## Stated task
Return the listing below exactly, with the pictures dropped.

╔══

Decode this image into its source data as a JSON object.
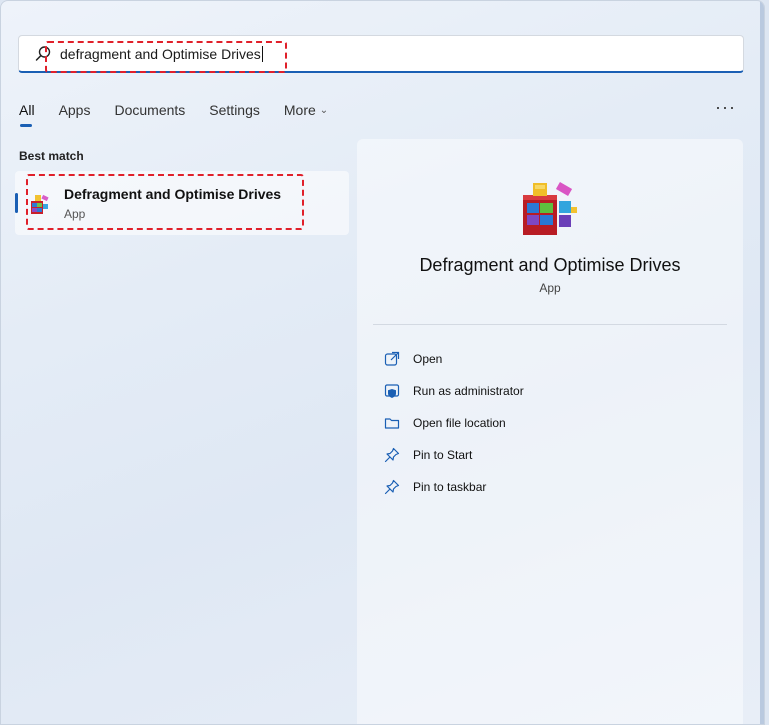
{
  "search": {
    "query": "defragment and Optimise Drives",
    "icon": "search-icon"
  },
  "tabs": [
    {
      "label": "All",
      "active": true
    },
    {
      "label": "Apps"
    },
    {
      "label": "Documents"
    },
    {
      "label": "Settings"
    },
    {
      "label": "More"
    }
  ],
  "more_menu_icon": "ellipsis-icon",
  "best_match": {
    "heading": "Best match",
    "title": "Defragment and Optimise Drives",
    "subtitle": "App",
    "icon": "defrag-app-icon"
  },
  "detail": {
    "title": "Defragment and Optimise Drives",
    "subtitle": "App",
    "actions": [
      {
        "label": "Open",
        "icon": "open-external-icon"
      },
      {
        "label": "Run as administrator",
        "icon": "shield-admin-icon"
      },
      {
        "label": "Open file location",
        "icon": "folder-icon"
      },
      {
        "label": "Pin to Start",
        "icon": "pin-icon"
      },
      {
        "label": "Pin to taskbar",
        "icon": "pin-icon"
      }
    ]
  },
  "colors": {
    "accent": "#1a5fb4",
    "highlight": "#e0202a"
  }
}
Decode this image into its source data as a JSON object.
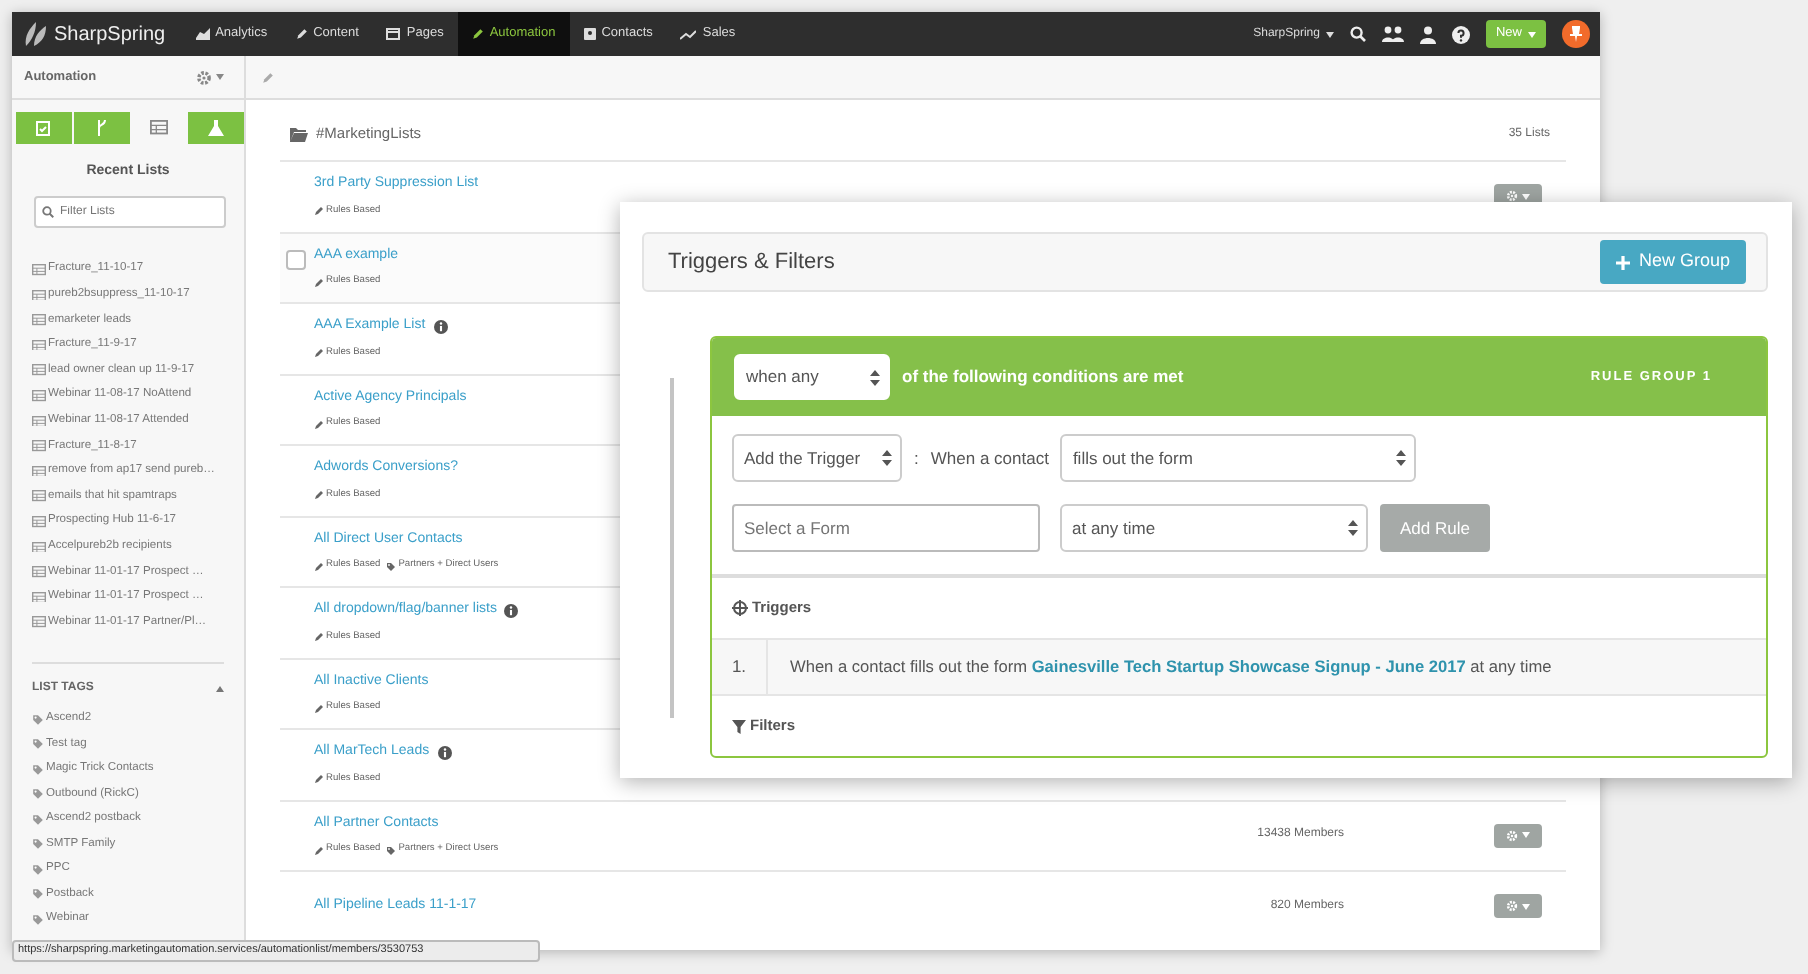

╚══

## The reply
Decode this image into its source data as a JSON object.
{
  "search": {
    "query": "defragment and Optimise Drives",
    "icon": "search-icon"
  },
  "tabs": [
    {
      "label": "All",
      "active": true
    },
    {
      "label": "Apps"
    },
    {
      "label": "Documents"
    },
    {
      "label": "Settings"
    },
    {
      "label": "More"
    }
  ],
  "more_menu_icon": "ellipsis-icon",
  "best_match": {
    "heading": "Best match",
    "title": "Defragment and Optimise Drives",
    "subtitle": "App",
    "icon": "defrag-app-icon"
  },
  "detail": {
    "title": "Defragment and Optimise Drives",
    "subtitle": "App",
    "actions": [
      {
        "label": "Open",
        "icon": "open-external-icon"
      },
      {
        "label": "Run as administrator",
        "icon": "shield-admin-icon"
      },
      {
        "label": "Open file location",
        "icon": "folder-icon"
      },
      {
        "label": "Pin to Start",
        "icon": "pin-icon"
      },
      {
        "label": "Pin to taskbar",
        "icon": "pin-icon"
      }
    ]
  },
  "colors": {
    "accent": "#1a5fb4",
    "highlight": "#e0202a"
  }
}
Decode this image into its source data as a JSON object.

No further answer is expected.